* AVAILABLE DATA *
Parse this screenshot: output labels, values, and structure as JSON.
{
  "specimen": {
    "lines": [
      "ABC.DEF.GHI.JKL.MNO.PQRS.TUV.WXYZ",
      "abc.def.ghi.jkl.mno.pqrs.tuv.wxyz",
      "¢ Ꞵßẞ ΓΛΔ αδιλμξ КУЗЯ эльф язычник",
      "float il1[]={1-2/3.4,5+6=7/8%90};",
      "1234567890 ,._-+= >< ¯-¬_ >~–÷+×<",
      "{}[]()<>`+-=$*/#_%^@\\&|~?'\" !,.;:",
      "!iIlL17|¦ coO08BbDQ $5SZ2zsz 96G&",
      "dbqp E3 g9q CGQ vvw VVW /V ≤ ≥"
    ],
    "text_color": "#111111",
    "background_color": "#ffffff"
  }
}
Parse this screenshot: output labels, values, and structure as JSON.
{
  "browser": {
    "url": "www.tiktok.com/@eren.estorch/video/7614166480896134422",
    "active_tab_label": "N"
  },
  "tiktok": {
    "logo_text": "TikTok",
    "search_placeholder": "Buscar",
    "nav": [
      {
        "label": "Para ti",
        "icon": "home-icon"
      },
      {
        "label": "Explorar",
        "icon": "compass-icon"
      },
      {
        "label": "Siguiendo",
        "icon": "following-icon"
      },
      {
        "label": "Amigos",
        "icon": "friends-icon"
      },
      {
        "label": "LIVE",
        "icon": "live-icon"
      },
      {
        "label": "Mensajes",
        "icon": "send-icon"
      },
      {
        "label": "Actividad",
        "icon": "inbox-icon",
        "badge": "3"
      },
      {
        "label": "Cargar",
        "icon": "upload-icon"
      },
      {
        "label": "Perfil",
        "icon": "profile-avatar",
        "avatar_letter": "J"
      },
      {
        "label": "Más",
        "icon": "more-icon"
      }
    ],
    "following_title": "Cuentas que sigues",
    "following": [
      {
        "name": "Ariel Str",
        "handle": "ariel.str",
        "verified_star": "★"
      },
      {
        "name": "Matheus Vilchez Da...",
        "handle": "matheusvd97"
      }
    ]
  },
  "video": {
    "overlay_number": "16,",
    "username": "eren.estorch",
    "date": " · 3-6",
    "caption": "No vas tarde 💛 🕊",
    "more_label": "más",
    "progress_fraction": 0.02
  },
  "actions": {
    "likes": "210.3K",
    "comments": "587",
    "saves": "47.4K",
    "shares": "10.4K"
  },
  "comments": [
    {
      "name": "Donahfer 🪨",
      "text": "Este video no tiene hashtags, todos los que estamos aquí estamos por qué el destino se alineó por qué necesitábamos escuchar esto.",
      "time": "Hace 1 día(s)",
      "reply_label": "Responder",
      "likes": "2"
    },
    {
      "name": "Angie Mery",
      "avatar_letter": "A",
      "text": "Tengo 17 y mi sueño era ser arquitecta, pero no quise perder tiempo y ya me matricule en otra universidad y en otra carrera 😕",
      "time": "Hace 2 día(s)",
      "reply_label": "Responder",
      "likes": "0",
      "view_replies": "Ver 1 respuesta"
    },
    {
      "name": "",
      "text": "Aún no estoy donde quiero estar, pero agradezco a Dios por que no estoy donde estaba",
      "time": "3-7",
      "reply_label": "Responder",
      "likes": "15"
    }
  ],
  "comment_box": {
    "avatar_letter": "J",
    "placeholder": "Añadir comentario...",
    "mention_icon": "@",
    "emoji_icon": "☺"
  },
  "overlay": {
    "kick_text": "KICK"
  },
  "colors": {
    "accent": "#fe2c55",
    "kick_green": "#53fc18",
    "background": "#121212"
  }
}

* EXERCISE REQUIREMENTS *
Copy out the full material exactly as it appears.

* WRITTEN ANSWER *
Parse this screenshot: output labels, values, and structure as JSON.
{
  "specimen": {
    "lines": [
      "ABC.DEF.GHI.JKL.MNO.PQRS.TUV.WXYZ",
      "abc.def.ghi.jkl.mno.pqrs.tuv.wxyz",
      "¢ Ꞵßẞ ΓΛΔ αδιλμξ КУЗЯ эльф язычник",
      "float il1[]={1-2/3.4,5+6=7/8%90};",
      "1234567890 ,._-+= >< ¯-¬_ >~–÷+×<",
      "{}[]()<>`+-=$*/#_%^@\\&|~?'\" !,.;:",
      "!iIlL17|¦ coO08BbDQ $5SZ2zsz 96G&",
      "dbqp E3 g9q CGQ vvw VVW /V ≤ ≥"
    ],
    "text_color": "#111111",
    "background_color": "#ffffff"
  }
}
Parse this screenshot: output labels, values, and structure as JSON.
{
  "browser": {
    "url": "www.tiktok.com/@eren.estorch/video/7614166480896134422",
    "active_tab_label": "N"
  },
  "tiktok": {
    "logo_text": "TikTok",
    "search_placeholder": "Buscar",
    "nav": [
      {
        "label": "Para ti",
        "icon": "home-icon"
      },
      {
        "label": "Explorar",
        "icon": "compass-icon"
      },
      {
        "label": "Siguiendo",
        "icon": "following-icon"
      },
      {
        "label": "Amigos",
        "icon": "friends-icon"
      },
      {
        "label": "LIVE",
        "icon": "live-icon"
      },
      {
        "label": "Mensajes",
        "icon": "send-icon"
      },
      {
        "label": "Actividad",
        "icon": "inbox-icon",
        "badge": "3"
      },
      {
        "label": "Cargar",
        "icon": "upload-icon"
      },
      {
        "label": "Perfil",
        "icon": "profile-avatar",
        "avatar_letter": "J"
      },
      {
        "label": "Más",
        "icon": "more-icon"
      }
    ],
    "following_title": "Cuentas que sigues",
    "following": [
      {
        "name": "Ariel Str",
        "handle": "ariel.str",
        "verified_star": "★"
      },
      {
        "name": "Matheus Vilchez Da...",
        "handle": "matheusvd97"
      }
    ]
  },
  "video": {
    "overlay_number": "16,",
    "username": "eren.estorch",
    "date": " · 3-6",
    "caption": "No vas tarde 💛 🕊",
    "more_label": "más",
    "progress_fraction": 0.02
  },
  "actions": {
    "likes": "210.3K",
    "comments": "587",
    "saves": "47.4K",
    "shares": "10.4K"
  },
  "comments": [
    {
      "name": "Donahfer 🪨",
      "text": "Este video no tiene hashtags, todos los que estamos aquí estamos por qué el destino se alineó por qué necesitábamos escuchar esto.",
      "time": "Hace 1 día(s)",
      "reply_label": "Responder",
      "likes": "2"
    },
    {
      "name": "Angie Mery",
      "avatar_letter": "A",
      "text": "Tengo 17 y mi sueño era ser arquitecta, pero no quise perder tiempo y ya me matricule en otra universidad y en otra carrera 😕",
      "time": "Hace 2 día(s)",
      "reply_label": "Responder",
      "likes": "0",
      "view_replies": "Ver 1 respuesta"
    },
    {
      "name": "",
      "text": "Aún no estoy donde quiero estar, pero agradezco a Dios por que no estoy donde estaba",
      "time": "3-7",
      "reply_label": "Responder",
      "likes": "15"
    }
  ],
  "comment_box": {
    "avatar_letter": "J",
    "placeholder": "Añadir comentario...",
    "mention_icon": "@",
    "emoji_icon": "☺"
  },
  "overlay": {
    "kick_text": "KICK"
  },
  "colors": {
    "accent": "#fe2c55",
    "kick_green": "#53fc18",
    "background": "#121212"
  }
}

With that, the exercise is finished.